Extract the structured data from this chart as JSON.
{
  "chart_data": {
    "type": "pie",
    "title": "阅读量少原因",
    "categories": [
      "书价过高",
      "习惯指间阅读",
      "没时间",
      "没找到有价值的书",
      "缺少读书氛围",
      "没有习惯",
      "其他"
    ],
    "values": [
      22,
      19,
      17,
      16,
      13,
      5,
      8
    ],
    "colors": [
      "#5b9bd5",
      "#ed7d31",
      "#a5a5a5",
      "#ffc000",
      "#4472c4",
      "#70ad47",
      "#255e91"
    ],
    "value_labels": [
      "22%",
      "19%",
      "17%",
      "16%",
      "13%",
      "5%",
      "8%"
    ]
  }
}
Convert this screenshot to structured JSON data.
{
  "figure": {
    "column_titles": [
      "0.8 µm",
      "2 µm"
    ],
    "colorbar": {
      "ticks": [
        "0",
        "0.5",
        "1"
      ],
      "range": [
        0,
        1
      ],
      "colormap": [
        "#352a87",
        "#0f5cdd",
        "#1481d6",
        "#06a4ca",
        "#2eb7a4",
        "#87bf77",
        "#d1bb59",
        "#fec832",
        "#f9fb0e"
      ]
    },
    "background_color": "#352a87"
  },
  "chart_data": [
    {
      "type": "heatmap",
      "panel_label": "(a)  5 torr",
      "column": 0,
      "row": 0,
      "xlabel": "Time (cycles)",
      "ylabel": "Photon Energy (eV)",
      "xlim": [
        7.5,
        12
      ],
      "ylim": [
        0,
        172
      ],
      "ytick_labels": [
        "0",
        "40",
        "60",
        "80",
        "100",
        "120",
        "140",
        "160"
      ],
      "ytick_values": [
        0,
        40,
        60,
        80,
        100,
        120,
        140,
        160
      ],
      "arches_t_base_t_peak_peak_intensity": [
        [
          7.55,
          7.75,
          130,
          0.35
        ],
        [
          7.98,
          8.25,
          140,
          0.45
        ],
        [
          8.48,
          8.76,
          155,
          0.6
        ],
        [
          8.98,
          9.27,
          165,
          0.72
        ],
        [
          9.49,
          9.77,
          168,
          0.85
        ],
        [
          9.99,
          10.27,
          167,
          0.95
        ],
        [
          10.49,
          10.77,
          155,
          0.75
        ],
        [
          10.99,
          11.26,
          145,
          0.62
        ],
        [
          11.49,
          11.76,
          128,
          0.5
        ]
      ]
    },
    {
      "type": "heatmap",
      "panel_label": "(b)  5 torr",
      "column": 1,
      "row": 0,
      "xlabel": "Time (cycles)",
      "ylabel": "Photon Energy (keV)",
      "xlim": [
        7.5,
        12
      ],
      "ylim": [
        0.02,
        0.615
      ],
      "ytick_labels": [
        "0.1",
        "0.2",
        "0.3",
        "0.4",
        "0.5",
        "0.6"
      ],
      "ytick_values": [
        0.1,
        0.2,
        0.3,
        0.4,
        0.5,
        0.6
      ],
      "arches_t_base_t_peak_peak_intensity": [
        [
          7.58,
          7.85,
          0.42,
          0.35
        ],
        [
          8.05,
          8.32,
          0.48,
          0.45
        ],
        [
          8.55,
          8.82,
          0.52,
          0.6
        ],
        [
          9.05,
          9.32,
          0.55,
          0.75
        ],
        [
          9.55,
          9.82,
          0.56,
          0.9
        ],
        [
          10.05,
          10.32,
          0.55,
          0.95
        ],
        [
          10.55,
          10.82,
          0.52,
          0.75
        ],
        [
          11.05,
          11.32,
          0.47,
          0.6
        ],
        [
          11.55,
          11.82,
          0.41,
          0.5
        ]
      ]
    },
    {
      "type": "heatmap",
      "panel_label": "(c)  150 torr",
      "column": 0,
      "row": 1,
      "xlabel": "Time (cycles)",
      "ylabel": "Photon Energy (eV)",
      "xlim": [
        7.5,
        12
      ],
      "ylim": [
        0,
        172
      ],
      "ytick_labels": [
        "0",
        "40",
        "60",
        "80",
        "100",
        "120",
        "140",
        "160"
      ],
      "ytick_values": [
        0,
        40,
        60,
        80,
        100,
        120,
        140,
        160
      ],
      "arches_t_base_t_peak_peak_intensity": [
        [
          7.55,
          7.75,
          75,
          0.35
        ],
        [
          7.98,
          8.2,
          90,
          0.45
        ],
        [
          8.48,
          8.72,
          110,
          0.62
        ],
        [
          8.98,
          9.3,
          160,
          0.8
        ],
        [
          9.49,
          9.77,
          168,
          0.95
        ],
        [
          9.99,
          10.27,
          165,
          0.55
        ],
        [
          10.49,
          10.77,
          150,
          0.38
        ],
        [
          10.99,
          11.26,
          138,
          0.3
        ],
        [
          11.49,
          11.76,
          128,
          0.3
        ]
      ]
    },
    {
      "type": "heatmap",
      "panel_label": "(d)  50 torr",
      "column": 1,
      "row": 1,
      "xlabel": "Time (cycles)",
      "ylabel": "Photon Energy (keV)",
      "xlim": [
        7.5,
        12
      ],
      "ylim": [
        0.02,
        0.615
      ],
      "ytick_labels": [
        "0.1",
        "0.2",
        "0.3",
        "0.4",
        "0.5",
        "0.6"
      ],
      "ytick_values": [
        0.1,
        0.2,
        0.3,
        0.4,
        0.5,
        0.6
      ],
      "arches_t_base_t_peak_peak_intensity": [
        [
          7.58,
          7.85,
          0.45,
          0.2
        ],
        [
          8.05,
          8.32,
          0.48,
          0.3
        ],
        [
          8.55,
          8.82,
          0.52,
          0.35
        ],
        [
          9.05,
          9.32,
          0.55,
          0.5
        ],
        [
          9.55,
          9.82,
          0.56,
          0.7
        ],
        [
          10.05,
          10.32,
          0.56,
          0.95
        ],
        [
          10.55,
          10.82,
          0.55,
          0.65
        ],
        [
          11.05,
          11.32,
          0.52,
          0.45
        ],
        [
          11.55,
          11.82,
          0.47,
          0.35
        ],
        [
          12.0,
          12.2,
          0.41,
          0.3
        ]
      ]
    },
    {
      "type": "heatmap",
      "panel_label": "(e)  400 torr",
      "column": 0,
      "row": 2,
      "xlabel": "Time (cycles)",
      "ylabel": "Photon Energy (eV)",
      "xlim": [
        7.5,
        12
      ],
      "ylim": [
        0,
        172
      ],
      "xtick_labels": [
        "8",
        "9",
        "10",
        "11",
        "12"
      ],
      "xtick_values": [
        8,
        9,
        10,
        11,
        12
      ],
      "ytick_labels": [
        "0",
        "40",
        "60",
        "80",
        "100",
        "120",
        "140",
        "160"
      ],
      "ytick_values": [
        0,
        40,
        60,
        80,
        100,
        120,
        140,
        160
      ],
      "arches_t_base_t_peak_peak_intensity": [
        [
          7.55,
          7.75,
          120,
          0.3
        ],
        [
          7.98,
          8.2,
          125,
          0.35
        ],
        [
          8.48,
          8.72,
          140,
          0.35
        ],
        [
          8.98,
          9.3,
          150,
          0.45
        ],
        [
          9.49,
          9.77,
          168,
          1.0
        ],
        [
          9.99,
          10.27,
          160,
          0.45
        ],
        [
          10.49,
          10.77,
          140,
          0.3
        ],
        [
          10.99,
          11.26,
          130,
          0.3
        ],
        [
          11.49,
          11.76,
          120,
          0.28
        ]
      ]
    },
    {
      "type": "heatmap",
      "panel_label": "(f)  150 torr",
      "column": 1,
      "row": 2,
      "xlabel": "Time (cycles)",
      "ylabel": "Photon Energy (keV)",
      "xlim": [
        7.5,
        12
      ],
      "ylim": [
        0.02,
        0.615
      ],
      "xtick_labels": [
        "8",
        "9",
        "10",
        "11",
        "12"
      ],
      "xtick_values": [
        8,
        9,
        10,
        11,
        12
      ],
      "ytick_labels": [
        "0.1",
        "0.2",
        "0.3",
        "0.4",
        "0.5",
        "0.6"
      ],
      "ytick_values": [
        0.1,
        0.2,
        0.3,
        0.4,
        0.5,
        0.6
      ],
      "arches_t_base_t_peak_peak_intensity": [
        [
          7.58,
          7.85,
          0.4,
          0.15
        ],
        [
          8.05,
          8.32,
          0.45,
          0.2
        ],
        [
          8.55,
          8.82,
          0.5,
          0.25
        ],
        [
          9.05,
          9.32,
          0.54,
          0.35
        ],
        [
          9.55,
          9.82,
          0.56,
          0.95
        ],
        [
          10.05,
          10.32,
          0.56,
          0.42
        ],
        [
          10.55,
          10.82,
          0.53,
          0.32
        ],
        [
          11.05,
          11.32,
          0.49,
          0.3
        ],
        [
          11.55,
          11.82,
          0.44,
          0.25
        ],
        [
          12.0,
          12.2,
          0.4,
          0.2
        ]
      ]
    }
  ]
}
_ _ _ _ _
*Stated goal*: Check each line of the records for "torr" and copy the ones that contain it.

*Full answer*:
      "panel_label": "(a)  5 torr",
      "panel_label": "(b)  5 torr",
      "panel_label": "(c)  150 torr",
      "panel_label": "(d)  50 torr",
      "panel_label": "(e)  400 torr",
      "panel_label": "(f)  150 torr",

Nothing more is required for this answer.